GIVEN TASK >>
Collect every line of the records below that contains the word "title".

⟨

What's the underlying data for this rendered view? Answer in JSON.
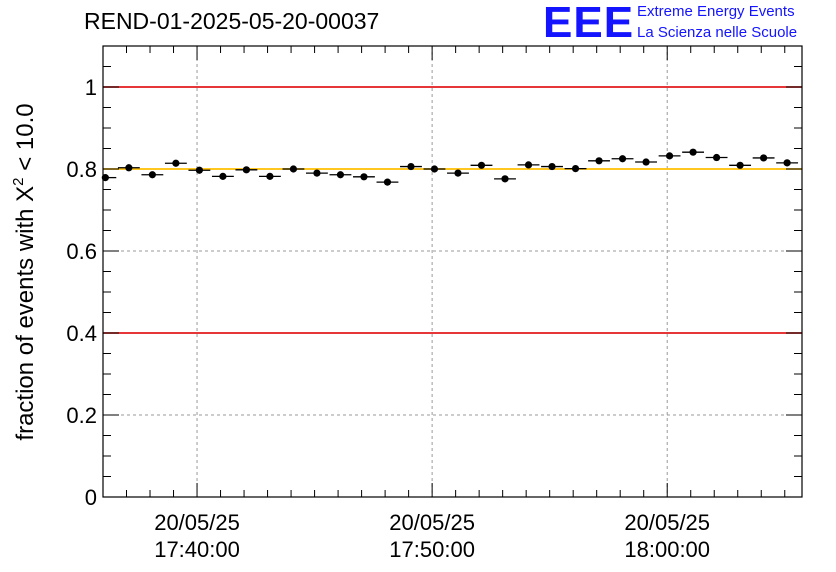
{
  "title": "REND-01-2025-05-20-00037",
  "logo": {
    "mark": "EEE",
    "line1": "Extreme Energy Events",
    "line2": "La Scienza nelle Scuole"
  },
  "colors": {
    "threshold": "#e31a1c",
    "reference": "#ffbf00",
    "marker": "#000000",
    "grid": "#9a9a9a",
    "logo": "#1414ff"
  },
  "chart_data": {
    "type": "scatter",
    "title": "REND-01-2025-05-20-00037",
    "ylabel_prefix": "fraction of events with ",
    "ylabel_symbol": "X",
    "ylabel_exponent": "2",
    "ylabel_suffix": " < 10.0",
    "xlabel": "",
    "xlim_minutes": [
      0,
      44.6
    ],
    "ylim": [
      0,
      1.1
    ],
    "grid": true,
    "bin_width_minutes": 1.5,
    "yticks": [
      {
        "value": 0,
        "label": "0"
      },
      {
        "value": 0.2,
        "label": "0.2"
      },
      {
        "value": 0.4,
        "label": "0.4"
      },
      {
        "value": 0.6,
        "label": "0.6"
      },
      {
        "value": 0.8,
        "label": "0.8"
      },
      {
        "value": 1.0,
        "label": "1"
      }
    ],
    "xticks": [
      {
        "minutes": 6.0,
        "date": "20/05/25",
        "time": "17:40:00"
      },
      {
        "minutes": 21.0,
        "date": "20/05/25",
        "time": "17:50:00"
      },
      {
        "minutes": 36.0,
        "date": "20/05/25",
        "time": "18:00:00"
      }
    ],
    "hlines": [
      {
        "name": "upper-threshold",
        "y": 1.0,
        "color": "#e31a1c"
      },
      {
        "name": "lower-threshold",
        "y": 0.4,
        "color": "#e31a1c"
      },
      {
        "name": "reference-line",
        "y": 0.8,
        "color": "#ffbf00"
      }
    ],
    "series": [
      {
        "name": "fraction",
        "x_minutes": [
          0.15,
          1.65,
          3.15,
          4.65,
          6.15,
          7.65,
          9.15,
          10.65,
          12.15,
          13.65,
          15.15,
          16.65,
          18.15,
          19.65,
          21.15,
          22.65,
          24.15,
          25.65,
          27.15,
          28.65,
          30.15,
          31.65,
          33.15,
          34.65,
          36.15,
          37.65,
          39.15,
          40.65,
          42.15,
          43.65
        ],
        "values": [
          0.779,
          0.803,
          0.786,
          0.814,
          0.797,
          0.782,
          0.798,
          0.782,
          0.8,
          0.79,
          0.786,
          0.781,
          0.768,
          0.806,
          0.8,
          0.79,
          0.809,
          0.776,
          0.81,
          0.806,
          0.801,
          0.82,
          0.825,
          0.817,
          0.832,
          0.841,
          0.828,
          0.809,
          0.827,
          0.815
        ],
        "errors": [
          0.007,
          0.006,
          0.007,
          0.006,
          0.007,
          0.006,
          0.007,
          0.006,
          0.006,
          0.007,
          0.007,
          0.006,
          0.007,
          0.006,
          0.007,
          0.006,
          0.006,
          0.007,
          0.006,
          0.006,
          0.006,
          0.006,
          0.006,
          0.006,
          0.006,
          0.006,
          0.006,
          0.006,
          0.006,
          0.006
        ]
      }
    ]
  }
}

⟩

SOLVED EXERCISE >>
  "title": "REND-01-2025-05-20-00037",
    "title": "REND-01-2025-05-20-00037",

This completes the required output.